### WORK REQUIRED
Below are records to be output exactly, every one of them.

────

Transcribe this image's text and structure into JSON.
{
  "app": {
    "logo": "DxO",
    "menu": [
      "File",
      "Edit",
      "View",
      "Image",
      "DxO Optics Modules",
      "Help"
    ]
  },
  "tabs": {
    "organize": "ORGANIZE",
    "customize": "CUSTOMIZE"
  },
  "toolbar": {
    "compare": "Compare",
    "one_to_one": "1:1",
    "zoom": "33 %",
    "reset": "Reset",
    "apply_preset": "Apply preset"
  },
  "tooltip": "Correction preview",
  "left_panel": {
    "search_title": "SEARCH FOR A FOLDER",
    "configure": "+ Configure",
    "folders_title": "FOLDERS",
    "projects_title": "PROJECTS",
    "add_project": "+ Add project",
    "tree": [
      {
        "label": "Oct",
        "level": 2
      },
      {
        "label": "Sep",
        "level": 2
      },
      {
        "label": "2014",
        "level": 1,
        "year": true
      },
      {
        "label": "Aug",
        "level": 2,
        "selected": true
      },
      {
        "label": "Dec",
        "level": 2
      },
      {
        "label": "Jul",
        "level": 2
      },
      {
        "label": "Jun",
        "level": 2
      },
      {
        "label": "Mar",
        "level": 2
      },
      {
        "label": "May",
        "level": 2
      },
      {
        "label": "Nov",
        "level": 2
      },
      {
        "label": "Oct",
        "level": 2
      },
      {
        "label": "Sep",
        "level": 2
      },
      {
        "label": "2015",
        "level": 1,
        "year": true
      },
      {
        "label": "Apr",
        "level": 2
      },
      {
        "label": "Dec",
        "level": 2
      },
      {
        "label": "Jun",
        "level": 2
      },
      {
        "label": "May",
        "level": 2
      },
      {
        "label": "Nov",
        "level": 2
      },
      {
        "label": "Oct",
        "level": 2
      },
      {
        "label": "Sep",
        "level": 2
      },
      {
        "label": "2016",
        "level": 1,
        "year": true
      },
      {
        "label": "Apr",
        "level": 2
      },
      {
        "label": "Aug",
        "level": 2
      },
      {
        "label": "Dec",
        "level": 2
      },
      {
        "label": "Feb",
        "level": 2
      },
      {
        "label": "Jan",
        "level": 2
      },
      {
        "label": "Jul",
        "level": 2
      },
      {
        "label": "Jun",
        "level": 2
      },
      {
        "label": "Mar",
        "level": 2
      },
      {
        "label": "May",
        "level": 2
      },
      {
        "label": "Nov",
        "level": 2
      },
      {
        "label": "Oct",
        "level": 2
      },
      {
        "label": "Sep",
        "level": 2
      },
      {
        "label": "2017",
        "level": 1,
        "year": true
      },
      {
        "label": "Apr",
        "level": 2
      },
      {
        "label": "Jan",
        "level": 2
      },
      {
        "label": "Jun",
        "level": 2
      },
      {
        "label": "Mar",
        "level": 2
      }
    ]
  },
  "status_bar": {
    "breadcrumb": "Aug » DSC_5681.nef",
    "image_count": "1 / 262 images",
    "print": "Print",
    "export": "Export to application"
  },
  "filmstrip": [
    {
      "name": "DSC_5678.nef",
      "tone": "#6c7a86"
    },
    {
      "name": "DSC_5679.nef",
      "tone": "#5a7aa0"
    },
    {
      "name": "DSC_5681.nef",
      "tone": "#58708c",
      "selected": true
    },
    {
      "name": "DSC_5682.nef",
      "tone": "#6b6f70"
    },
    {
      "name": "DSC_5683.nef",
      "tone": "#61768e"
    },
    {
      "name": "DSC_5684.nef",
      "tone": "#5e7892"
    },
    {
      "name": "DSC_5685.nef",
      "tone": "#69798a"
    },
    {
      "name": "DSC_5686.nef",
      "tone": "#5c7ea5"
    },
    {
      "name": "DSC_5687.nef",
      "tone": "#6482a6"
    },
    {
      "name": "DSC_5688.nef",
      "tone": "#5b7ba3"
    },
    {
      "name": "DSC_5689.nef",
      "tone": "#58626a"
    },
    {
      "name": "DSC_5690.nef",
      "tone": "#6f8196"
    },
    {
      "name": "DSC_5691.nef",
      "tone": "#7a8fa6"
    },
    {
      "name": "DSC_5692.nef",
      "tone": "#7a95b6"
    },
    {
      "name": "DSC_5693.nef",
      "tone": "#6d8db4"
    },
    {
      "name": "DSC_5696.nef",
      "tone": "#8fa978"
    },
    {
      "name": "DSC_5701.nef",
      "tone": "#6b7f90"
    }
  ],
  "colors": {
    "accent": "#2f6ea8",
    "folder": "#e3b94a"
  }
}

────

### RESPONSE FOR THIS EXERCISE
Transcribe this image's text and structure into JSON.
{
  "app": {
    "logo": "DxO",
    "menu": [
      "File",
      "Edit",
      "View",
      "Image",
      "DxO Optics Modules",
      "Help"
    ]
  },
  "tabs": {
    "organize": "ORGANIZE",
    "customize": "CUSTOMIZE"
  },
  "toolbar": {
    "compare": "Compare",
    "one_to_one": "1:1",
    "zoom": "33 %",
    "reset": "Reset",
    "apply_preset": "Apply preset"
  },
  "tooltip": "Correction preview",
  "left_panel": {
    "search_title": "SEARCH FOR A FOLDER",
    "configure": "+ Configure",
    "folders_title": "FOLDERS",
    "projects_title": "PROJECTS",
    "add_project": "+ Add project",
    "tree": [
      {
        "label": "Oct",
        "level": 2
      },
      {
        "label": "Sep",
        "level": 2
      },
      {
        "label": "2014",
        "level": 1,
        "year": true
      },
      {
        "label": "Aug",
        "level": 2,
        "selected": true
      },
      {
        "label": "Dec",
        "level": 2
      },
      {
        "label": "Jul",
        "level": 2
      },
      {
        "label": "Jun",
        "level": 2
      },
      {
        "label": "Mar",
        "level": 2
      },
      {
        "label": "May",
        "level": 2
      },
      {
        "label": "Nov",
        "level": 2
      },
      {
        "label": "Oct",
        "level": 2
      },
      {
        "label": "Sep",
        "level": 2
      },
      {
        "label": "2015",
        "level": 1,
        "year": true
      },
      {
        "label": "Apr",
        "level": 2
      },
      {
        "label": "Dec",
        "level": 2
      },
      {
        "label": "Jun",
        "level": 2
      },
      {
        "label": "May",
        "level": 2
      },
      {
        "label": "Nov",
        "level": 2
      },
      {
        "label": "Oct",
        "level": 2
      },
      {
        "label": "Sep",
        "level": 2
      },
      {
        "label": "2016",
        "level": 1,
        "year": true
      },
      {
        "label": "Apr",
        "level": 2
      },
      {
        "label": "Aug",
        "level": 2
      },
      {
        "label": "Dec",
        "level": 2
      },
      {
        "label": "Feb",
        "level": 2
      },
      {
        "label": "Jan",
        "level": 2
      },
      {
        "label": "Jul",
        "level": 2
      },
      {
        "label": "Jun",
        "level": 2
      },
      {
        "label": "Mar",
        "level": 2
      },
      {
        "label": "May",
        "level": 2
      },
      {
        "label": "Nov",
        "level": 2
      },
      {
        "label": "Oct",
        "level": 2
      },
      {
        "label": "Sep",
        "level": 2
      },
      {
        "label": "2017",
        "level": 1,
        "year": true
      },
      {
        "label": "Apr",
        "level": 2
      },
      {
        "label": "Jan",
        "level": 2
      },
      {
        "label": "Jun",
        "level": 2
      },
      {
        "label": "Mar",
        "level": 2
      }
    ]
  },
  "status_bar": {
    "breadcrumb": "Aug » DSC_5681.nef",
    "image_count": "1 / 262 images",
    "print": "Print",
    "export": "Export to application"
  },
  "filmstrip": [
    {
      "name": "DSC_5678.nef",
      "tone": "#6c7a86"
    },
    {
      "name": "DSC_5679.nef",
      "tone": "#5a7aa0"
    },
    {
      "name": "DSC_5681.nef",
      "tone": "#58708c",
      "selected": true
    },
    {
      "name": "DSC_5682.nef",
      "tone": "#6b6f70"
    },
    {
      "name": "DSC_5683.nef",
      "tone": "#61768e"
    },
    {
      "name": "DSC_5684.nef",
      "tone": "#5e7892"
    },
    {
      "name": "DSC_5685.nef",
      "tone": "#69798a"
    },
    {
      "name": "DSC_5686.nef",
      "tone": "#5c7ea5"
    },
    {
      "name": "DSC_5687.nef",
      "tone": "#6482a6"
    },
    {
      "name": "DSC_5688.nef",
      "tone": "#5b7ba3"
    },
    {
      "name": "DSC_5689.nef",
      "tone": "#58626a"
    },
    {
      "name": "DSC_5690.nef",
      "tone": "#6f8196"
    },
    {
      "name": "DSC_5691.nef",
      "tone": "#7a8fa6"
    },
    {
      "name": "DSC_5692.nef",
      "tone": "#7a95b6"
    },
    {
      "name": "DSC_5693.nef",
      "tone": "#6d8db4"
    },
    {
      "name": "DSC_5696.nef",
      "tone": "#8fa978"
    },
    {
      "name": "DSC_5701.nef",
      "tone": "#6b7f90"
    }
  ],
  "colors": {
    "accent": "#2f6ea8",
    "folder": "#e3b94a"
  }
}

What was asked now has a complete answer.